* _Page text_:
------------------------------------------------
But, yeah, it sounds like a centralization machine to me. (Which has advantages, but also is very tempting to enshittify)
@nomad That is really what I'm curious about. What would motivate folks to participate in this thing?
@nomad At various points over the years, I've run different P2P file hosting servers on my own stuff. Like IPFS, Freenet, whatever. I saw lots of pretty flashing network lights and I held onto opaque blobs of data. Felt like I was "helping" I guess?
But, after awhile, it didn't feel worthwhile to support random strangers' crap - some of which I actively disagreed with, like preserving images for NFTs
@stefan I'm trying to stay open-minded, but also yeah I think I like the Mastodon / ActivityPub model better.
Back on my #3dprinting bullshit of attempting to print bolts & screws again. More out of curiosity than anything, I've got real metal versions coming in the mail.
@benbrown THE MONKS! :sadness:
@benbrown We have one (1) bottle of Chartreuse left in the house, and we've been severely rationing it
Hmm, the ESP-Link firmware on the ESP8266 in my #rc2014 wifi card disconnects my terminal after 5 minutes of inactivity. That's inconvenient. Seems like maybe there's a constant somewhere in the code that affects this? But I'll have to compile the firmware myself, which is a whole thing. Adventure!
@benbrown lemme know if you wanna do like a group buy or something
@emma My hypothesis is that the horizontal ones will be stronger as fasteners, but the vertical ones will have better threads. Could also be that M3 is too fine a pitch for the comfy resolution of my printer in either case?
My brain is switching between earworms of "Baby Come Back" by Player and a hurdy-gurdy rendition of the opening guitar riff to AC/DC's "Thunderstruck"
------------------------------------------------
* _Supplied entries_:
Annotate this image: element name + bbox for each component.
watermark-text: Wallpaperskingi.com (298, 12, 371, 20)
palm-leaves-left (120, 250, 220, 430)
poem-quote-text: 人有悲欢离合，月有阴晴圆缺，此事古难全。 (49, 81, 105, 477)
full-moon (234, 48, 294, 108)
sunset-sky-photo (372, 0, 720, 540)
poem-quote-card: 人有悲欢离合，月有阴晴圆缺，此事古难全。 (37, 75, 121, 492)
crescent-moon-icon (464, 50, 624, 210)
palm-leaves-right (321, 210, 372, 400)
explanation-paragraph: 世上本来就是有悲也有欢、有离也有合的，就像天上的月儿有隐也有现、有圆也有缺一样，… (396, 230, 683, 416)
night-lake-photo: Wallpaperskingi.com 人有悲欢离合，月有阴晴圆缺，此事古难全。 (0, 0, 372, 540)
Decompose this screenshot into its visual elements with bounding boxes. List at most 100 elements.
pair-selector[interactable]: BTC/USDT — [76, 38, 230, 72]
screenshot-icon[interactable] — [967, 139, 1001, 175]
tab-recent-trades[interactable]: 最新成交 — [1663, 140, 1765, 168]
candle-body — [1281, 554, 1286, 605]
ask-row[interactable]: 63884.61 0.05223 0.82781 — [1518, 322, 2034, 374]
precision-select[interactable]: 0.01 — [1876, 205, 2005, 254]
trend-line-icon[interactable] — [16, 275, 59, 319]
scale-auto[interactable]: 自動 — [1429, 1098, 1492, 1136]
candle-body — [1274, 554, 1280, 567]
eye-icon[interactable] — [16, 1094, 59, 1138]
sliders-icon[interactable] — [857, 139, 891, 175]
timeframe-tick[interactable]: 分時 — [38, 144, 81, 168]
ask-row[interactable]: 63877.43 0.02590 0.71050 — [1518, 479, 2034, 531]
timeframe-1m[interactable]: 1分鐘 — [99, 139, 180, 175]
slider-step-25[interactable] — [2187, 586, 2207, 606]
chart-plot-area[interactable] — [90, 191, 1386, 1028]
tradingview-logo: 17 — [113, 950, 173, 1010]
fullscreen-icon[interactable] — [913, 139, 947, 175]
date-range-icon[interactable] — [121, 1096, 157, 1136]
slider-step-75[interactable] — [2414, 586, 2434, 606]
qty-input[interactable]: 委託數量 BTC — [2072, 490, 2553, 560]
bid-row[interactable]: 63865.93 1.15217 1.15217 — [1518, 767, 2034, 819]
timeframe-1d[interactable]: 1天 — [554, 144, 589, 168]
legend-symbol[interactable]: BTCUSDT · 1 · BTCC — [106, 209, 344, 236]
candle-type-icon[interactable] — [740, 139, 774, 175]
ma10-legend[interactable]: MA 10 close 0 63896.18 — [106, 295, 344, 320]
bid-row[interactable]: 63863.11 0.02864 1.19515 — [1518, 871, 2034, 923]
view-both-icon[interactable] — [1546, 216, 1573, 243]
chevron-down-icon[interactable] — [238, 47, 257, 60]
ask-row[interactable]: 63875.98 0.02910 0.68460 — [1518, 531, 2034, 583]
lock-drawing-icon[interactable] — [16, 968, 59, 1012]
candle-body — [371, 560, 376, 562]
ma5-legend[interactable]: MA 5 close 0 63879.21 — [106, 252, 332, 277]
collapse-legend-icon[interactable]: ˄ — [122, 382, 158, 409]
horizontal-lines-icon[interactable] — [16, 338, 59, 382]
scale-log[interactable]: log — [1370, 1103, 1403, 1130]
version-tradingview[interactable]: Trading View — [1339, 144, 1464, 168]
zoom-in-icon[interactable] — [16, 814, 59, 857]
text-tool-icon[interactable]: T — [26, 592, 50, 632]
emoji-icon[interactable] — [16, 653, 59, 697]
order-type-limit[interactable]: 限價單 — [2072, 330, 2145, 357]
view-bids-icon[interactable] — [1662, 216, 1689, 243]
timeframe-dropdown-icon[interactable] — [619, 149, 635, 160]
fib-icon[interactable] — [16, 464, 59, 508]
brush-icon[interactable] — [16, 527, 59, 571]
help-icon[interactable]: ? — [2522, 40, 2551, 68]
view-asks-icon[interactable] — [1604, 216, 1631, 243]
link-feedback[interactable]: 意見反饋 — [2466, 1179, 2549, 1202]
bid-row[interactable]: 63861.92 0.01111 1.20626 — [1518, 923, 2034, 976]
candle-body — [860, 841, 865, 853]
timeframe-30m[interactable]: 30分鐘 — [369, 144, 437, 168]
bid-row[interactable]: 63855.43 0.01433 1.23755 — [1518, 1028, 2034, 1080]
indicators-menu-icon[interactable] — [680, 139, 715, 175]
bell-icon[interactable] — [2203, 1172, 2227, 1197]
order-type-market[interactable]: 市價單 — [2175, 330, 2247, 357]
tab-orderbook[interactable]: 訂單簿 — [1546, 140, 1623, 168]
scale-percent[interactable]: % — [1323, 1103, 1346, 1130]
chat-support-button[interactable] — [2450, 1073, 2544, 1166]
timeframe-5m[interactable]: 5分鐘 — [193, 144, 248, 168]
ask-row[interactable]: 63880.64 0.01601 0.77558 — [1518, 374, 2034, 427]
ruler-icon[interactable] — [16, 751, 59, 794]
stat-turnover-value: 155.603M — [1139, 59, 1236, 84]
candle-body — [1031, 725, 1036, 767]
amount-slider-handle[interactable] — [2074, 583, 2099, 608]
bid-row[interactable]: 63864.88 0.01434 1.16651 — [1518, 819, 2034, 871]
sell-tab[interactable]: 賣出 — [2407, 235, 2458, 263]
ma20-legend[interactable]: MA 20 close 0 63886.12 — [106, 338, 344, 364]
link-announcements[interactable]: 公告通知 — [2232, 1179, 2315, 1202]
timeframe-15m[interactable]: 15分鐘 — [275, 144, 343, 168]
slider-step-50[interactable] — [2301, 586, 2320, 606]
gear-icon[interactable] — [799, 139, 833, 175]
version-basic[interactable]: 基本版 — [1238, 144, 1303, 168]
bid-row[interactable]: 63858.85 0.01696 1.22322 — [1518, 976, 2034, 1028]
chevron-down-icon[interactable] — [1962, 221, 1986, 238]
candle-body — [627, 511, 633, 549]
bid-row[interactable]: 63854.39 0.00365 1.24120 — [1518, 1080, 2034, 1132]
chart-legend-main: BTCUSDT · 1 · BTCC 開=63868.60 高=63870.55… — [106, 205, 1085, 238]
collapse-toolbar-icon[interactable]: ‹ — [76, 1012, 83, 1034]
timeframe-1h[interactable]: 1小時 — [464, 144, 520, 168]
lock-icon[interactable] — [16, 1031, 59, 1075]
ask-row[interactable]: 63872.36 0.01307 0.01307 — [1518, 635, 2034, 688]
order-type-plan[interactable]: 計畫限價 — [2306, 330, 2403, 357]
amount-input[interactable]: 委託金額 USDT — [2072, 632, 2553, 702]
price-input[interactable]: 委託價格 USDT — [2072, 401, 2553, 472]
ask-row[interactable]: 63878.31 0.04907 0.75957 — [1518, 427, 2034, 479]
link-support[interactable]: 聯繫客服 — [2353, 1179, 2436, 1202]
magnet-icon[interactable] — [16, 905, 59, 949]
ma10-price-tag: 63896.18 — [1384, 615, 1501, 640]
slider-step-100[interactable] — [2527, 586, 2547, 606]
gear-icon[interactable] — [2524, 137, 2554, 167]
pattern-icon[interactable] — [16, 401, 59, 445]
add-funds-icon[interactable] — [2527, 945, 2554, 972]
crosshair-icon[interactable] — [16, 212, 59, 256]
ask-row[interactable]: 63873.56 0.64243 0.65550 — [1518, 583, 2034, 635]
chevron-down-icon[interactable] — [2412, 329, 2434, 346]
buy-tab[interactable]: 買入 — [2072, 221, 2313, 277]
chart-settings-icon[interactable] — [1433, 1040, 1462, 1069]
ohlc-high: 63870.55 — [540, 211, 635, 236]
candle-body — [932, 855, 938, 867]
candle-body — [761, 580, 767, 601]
------------------------------------------------
* _Task 1_:
Answer from the posts.
(a) Which two P2P file hosting systems are given as examples?
(b) How many bottles of Chartreuse are left in the house?
(c) After how many minutes of inactivity does the ESP-Link firmware disconnect the terminal?
* _Task 2_:
Edit the posts starting with "But, yeah, it" and going on through "in this thing?", and put "gatekeeping machine" in place of "centralization machine".
Work from the posts alone and leave the records aside.

* _Reply 1_:
(a) IPFS and Freenet.
(b) One.
(c) Five minutes.

* _Reply 2_:
But, yeah, it sounds like a gatekeeping machine to me. (Which has advantages, but also is very tempting to enshittify)
@nomad That is really what I'm curious about. What would motivate folks to participate in this thing?